"""
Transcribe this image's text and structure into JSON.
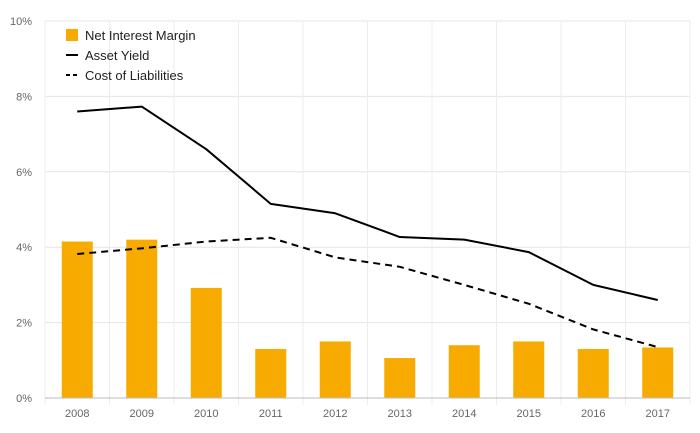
{
  "chart_data": {
    "type": "bar",
    "categories": [
      "2008",
      "2009",
      "2010",
      "2011",
      "2012",
      "2013",
      "2014",
      "2015",
      "2016",
      "2017"
    ],
    "series": [
      {
        "name": "Net Interest Margin",
        "kind": "bar",
        "color": "#f7ab00",
        "values": [
          4.15,
          4.2,
          2.92,
          1.3,
          1.5,
          1.06,
          1.4,
          1.5,
          1.3,
          1.34
        ]
      },
      {
        "name": "Asset Yield",
        "kind": "line",
        "style": "solid",
        "color": "#000000",
        "values": [
          7.6,
          7.73,
          6.6,
          5.15,
          4.9,
          4.27,
          4.2,
          3.87,
          3.0,
          2.6
        ]
      },
      {
        "name": "Cost of Liabilities",
        "kind": "line",
        "style": "dashed",
        "color": "#000000",
        "values": [
          3.82,
          3.97,
          4.15,
          4.25,
          3.73,
          3.48,
          3.0,
          2.5,
          1.82,
          1.35
        ]
      }
    ],
    "yticks": [
      "0%",
      "2%",
      "4%",
      "6%",
      "8%",
      "10%"
    ],
    "ylim": [
      0,
      10
    ],
    "grid": true,
    "legend_position": "top-left"
  }
}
"""
■ **WHAT THE TASK REQUIRES**:
All of the entries above should be duplicated exactly, except for the pictures.

■ **RESULT OF THIS EXERCISE**:
Transcribe this image's text and structure into JSON.
{
  "chart_data": {
    "type": "bar",
    "categories": [
      "2008",
      "2009",
      "2010",
      "2011",
      "2012",
      "2013",
      "2014",
      "2015",
      "2016",
      "2017"
    ],
    "series": [
      {
        "name": "Net Interest Margin",
        "kind": "bar",
        "color": "#f7ab00",
        "values": [
          4.15,
          4.2,
          2.92,
          1.3,
          1.5,
          1.06,
          1.4,
          1.5,
          1.3,
          1.34
        ]
      },
      {
        "name": "Asset Yield",
        "kind": "line",
        "style": "solid",
        "color": "#000000",
        "values": [
          7.6,
          7.73,
          6.6,
          5.15,
          4.9,
          4.27,
          4.2,
          3.87,
          3.0,
          2.6
        ]
      },
      {
        "name": "Cost of Liabilities",
        "kind": "line",
        "style": "dashed",
        "color": "#000000",
        "values": [
          3.82,
          3.97,
          4.15,
          4.25,
          3.73,
          3.48,
          3.0,
          2.5,
          1.82,
          1.35
        ]
      }
    ],
    "yticks": [
      "0%",
      "2%",
      "4%",
      "6%",
      "8%",
      "10%"
    ],
    "ylim": [
      0,
      10
    ],
    "grid": true,
    "legend_position": "top-left"
  }
}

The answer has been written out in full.